• _Directions_
Your task is to write out the complete listing exactly as it is shown.

━━━

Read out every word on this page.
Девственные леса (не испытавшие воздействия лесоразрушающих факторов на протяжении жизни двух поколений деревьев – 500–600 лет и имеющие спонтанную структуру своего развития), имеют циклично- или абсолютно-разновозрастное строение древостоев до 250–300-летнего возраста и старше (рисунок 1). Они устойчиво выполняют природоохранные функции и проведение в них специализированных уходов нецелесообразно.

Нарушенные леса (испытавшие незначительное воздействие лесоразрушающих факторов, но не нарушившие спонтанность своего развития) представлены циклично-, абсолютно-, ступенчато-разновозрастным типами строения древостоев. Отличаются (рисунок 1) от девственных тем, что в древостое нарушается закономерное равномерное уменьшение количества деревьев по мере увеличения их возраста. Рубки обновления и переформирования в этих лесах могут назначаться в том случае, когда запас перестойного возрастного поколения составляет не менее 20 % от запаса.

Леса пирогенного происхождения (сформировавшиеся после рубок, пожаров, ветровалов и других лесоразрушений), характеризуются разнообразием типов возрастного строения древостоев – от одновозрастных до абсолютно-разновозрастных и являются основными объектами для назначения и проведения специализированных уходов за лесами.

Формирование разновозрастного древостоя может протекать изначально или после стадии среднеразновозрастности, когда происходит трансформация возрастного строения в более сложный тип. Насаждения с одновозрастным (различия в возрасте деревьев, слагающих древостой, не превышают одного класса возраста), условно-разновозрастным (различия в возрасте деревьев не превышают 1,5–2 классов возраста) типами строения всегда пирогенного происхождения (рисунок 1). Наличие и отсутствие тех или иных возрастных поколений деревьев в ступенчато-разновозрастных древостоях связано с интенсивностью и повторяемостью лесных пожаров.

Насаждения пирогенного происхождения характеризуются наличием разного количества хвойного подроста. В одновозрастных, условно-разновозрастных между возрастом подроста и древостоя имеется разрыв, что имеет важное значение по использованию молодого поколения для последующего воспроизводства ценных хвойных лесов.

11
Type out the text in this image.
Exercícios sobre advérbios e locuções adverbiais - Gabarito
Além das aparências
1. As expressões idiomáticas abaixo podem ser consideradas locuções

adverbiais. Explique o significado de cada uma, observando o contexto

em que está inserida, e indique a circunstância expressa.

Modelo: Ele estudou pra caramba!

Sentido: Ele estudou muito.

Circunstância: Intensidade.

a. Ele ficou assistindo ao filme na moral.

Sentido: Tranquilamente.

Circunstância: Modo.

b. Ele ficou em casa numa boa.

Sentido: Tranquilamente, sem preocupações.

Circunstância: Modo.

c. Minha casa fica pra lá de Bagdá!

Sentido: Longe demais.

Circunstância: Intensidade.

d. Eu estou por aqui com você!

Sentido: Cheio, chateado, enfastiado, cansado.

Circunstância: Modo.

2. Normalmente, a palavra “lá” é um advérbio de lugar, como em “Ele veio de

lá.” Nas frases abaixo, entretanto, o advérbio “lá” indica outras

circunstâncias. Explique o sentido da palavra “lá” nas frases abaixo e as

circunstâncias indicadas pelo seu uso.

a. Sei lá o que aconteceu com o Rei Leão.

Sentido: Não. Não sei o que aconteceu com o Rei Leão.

━━━

• _Written response_
Read out every word on this page.
Девственные леса (не испытавшие воздействия лесоразрушающих факторов на протяжении жизни двух поколений деревьев – 500–600 лет и имеющие спонтанную структуру своего развития), имеют циклично- или абсолютно-разновозрастное строение древостоев до 250–300-летнего возраста и старше (рисунок 1). Они устойчиво выполняют природоохранные функции и проведение в них специализированных уходов нецелесообразно.

Нарушенные леса (испытавшие незначительное воздействие лесоразрушающих факторов, но не нарушившие спонтанность своего развития) представлены циклично-, абсолютно-, ступенчато-разновозрастным типами строения древостоев. Отличаются (рисунок 1) от девственных тем, что в древостое нарушается закономерное равномерное уменьшение количества деревьев по мере увеличения их возраста. Рубки обновления и переформирования в этих лесах могут назначаться в том случае, когда запас перестойного возрастного поколения составляет не менее 20 % от запаса.

Леса пирогенного происхождения (сформировавшиеся после рубок, пожаров, ветровалов и других лесоразрушений), характеризуются разнообразием типов возрастного строения древостоев – от одновозрастных до абсолютно-разновозрастных и являются основными объектами для назначения и проведения специализированных уходов за лесами.

Формирование разновозрастного древостоя может протекать изначально или после стадии среднеразновозрастности, когда происходит трансформация возрастного строения в более сложный тип. Насаждения с одновозрастным (различия в возрасте деревьев, слагающих древостой, не превышают одного класса возраста), условно-разновозрастным (различия в возрасте деревьев не превышают 1,5–2 классов возраста) типами строения всегда пирогенного происхождения (рисунок 1). Наличие и отсутствие тех или иных возрастных поколений деревьев в ступенчато-разновозрастных древостоях связано с интенсивностью и повторяемостью лесных пожаров.

Насаждения пирогенного происхождения характеризуются наличием разного количества хвойного подроста. В одновозрастных, условно-разновозрастных между возрастом подроста и древостоя имеется разрыв, что имеет важное значение по использованию молодого поколения для последующего воспроизводства ценных хвойных лесов.

11
Type out the text in this image.
Exercícios sobre advérbios e locuções adverbiais - Gabarito
Além das aparências
1. As expressões idiomáticas abaixo podem ser consideradas locuções

adverbiais. Explique o significado de cada uma, observando o contexto

em que está inserida, e indique a circunstância expressa.

Modelo: Ele estudou pra caramba!

Sentido: Ele estudou muito.

Circunstância: Intensidade.

a. Ele ficou assistindo ao filme na moral.

Sentido: Tranquilamente.

Circunstância: Modo.

b. Ele ficou em casa numa boa.

Sentido: Tranquilamente, sem preocupações.

Circunstância: Modo.

c. Minha casa fica pra lá de Bagdá!

Sentido: Longe demais.

Circunstância: Intensidade.

d. Eu estou por aqui com você!

Sentido: Cheio, chateado, enfastiado, cansado.

Circunstância: Modo.

2. Normalmente, a palavra “lá” é um advérbio de lugar, como em “Ele veio de

lá.” Nas frases abaixo, entretanto, o advérbio “lá” indica outras

circunstâncias. Explique o sentido da palavra “lá” nas frases abaixo e as

circunstâncias indicadas pelo seu uso.

a. Sei lá o que aconteceu com o Rei Leão.

Sentido: Não. Não sei o que aconteceu com o Rei Leão.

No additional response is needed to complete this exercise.